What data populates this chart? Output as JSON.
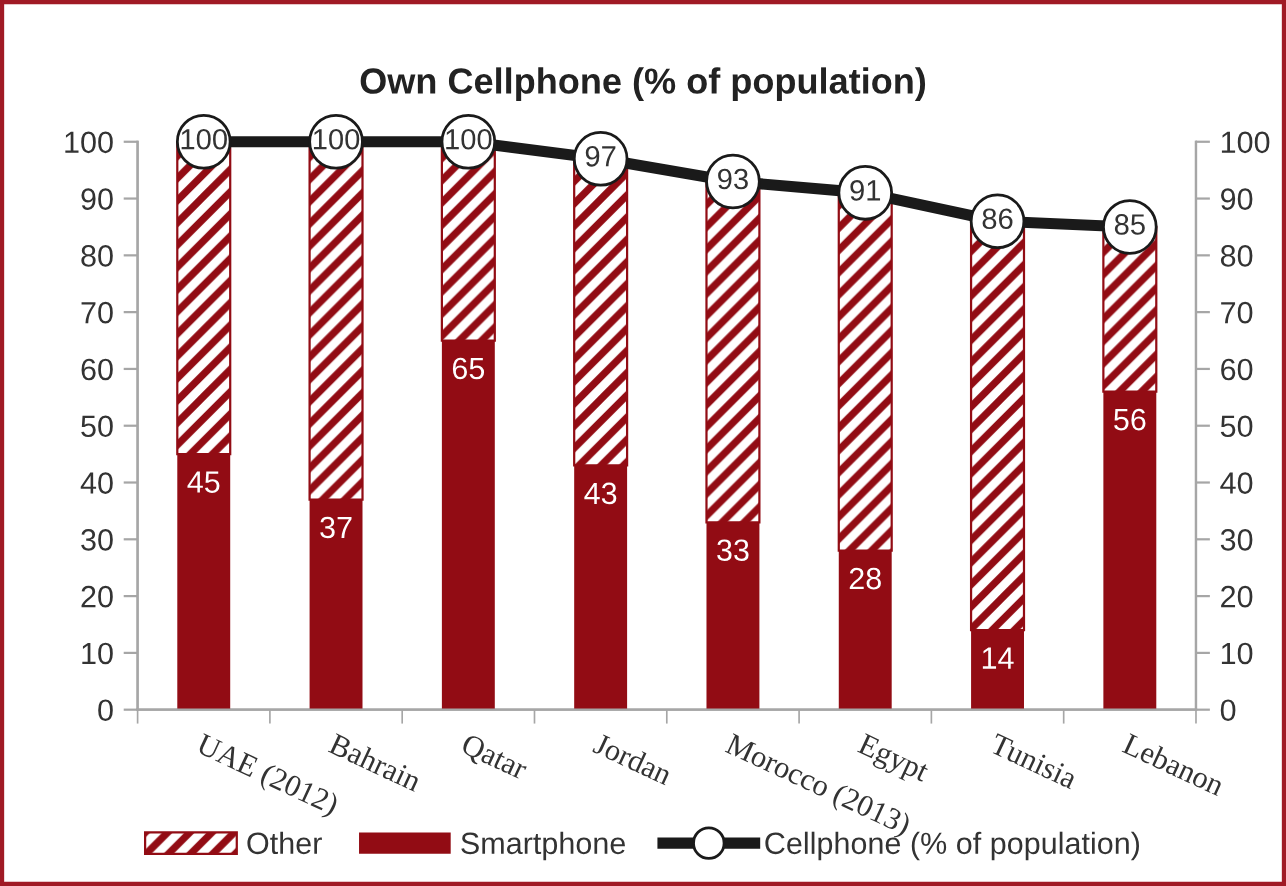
{
  "chart_data": {
    "type": "bar",
    "stacked": true,
    "title": "Own Cellphone (% of population)",
    "categories": [
      "UAE (2012)",
      "Bahrain",
      "Qatar",
      "Jordan",
      "Morocco (2013)",
      "Egypt",
      "Tunisia",
      "Lebanon"
    ],
    "series": [
      {
        "name": "Smartphone",
        "color": "#920c14",
        "values": [
          45,
          37,
          65,
          43,
          33,
          28,
          14,
          56
        ],
        "value_labels": [
          "45",
          "37",
          "65",
          "43",
          "33",
          "28",
          "14",
          "56"
        ]
      },
      {
        "name": "Other",
        "color": "#920c14",
        "values": [
          55,
          63,
          35,
          54,
          60,
          63,
          72,
          29
        ]
      },
      {
        "name": "Cellphone (% of population)",
        "type": "line",
        "color": "#1a1a1a",
        "marker": "circle",
        "values": [
          100,
          100,
          100,
          97,
          93,
          91,
          86,
          85
        ],
        "value_labels": [
          "100",
          "100",
          "100",
          "97",
          "93",
          "91",
          "86",
          "85"
        ]
      }
    ],
    "ylim": [
      0,
      100
    ],
    "yticks": [
      0,
      10,
      20,
      30,
      40,
      50,
      60,
      70,
      80,
      90,
      100
    ],
    "y2lim": [
      0,
      100
    ],
    "y2ticks": [
      0,
      10,
      20,
      30,
      40,
      50,
      60,
      70,
      80,
      90,
      100
    ],
    "legend": "bottom",
    "grid": false
  }
}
**********
What needs to be done: Extract the text of all the records above verbatim, excluding pictures.

Final result:
What data populates this chart? Output as JSON.
{
  "chart_data": {
    "type": "bar",
    "stacked": true,
    "title": "Own Cellphone (% of population)",
    "categories": [
      "UAE (2012)",
      "Bahrain",
      "Qatar",
      "Jordan",
      "Morocco (2013)",
      "Egypt",
      "Tunisia",
      "Lebanon"
    ],
    "series": [
      {
        "name": "Smartphone",
        "color": "#920c14",
        "values": [
          45,
          37,
          65,
          43,
          33,
          28,
          14,
          56
        ],
        "value_labels": [
          "45",
          "37",
          "65",
          "43",
          "33",
          "28",
          "14",
          "56"
        ]
      },
      {
        "name": "Other",
        "color": "#920c14",
        "values": [
          55,
          63,
          35,
          54,
          60,
          63,
          72,
          29
        ]
      },
      {
        "name": "Cellphone (% of population)",
        "type": "line",
        "color": "#1a1a1a",
        "marker": "circle",
        "values": [
          100,
          100,
          100,
          97,
          93,
          91,
          86,
          85
        ],
        "value_labels": [
          "100",
          "100",
          "100",
          "97",
          "93",
          "91",
          "86",
          "85"
        ]
      }
    ],
    "ylim": [
      0,
      100
    ],
    "yticks": [
      0,
      10,
      20,
      30,
      40,
      50,
      60,
      70,
      80,
      90,
      100
    ],
    "y2lim": [
      0,
      100
    ],
    "y2ticks": [
      0,
      10,
      20,
      30,
      40,
      50,
      60,
      70,
      80,
      90,
      100
    ],
    "legend": "bottom",
    "grid": false
  }
}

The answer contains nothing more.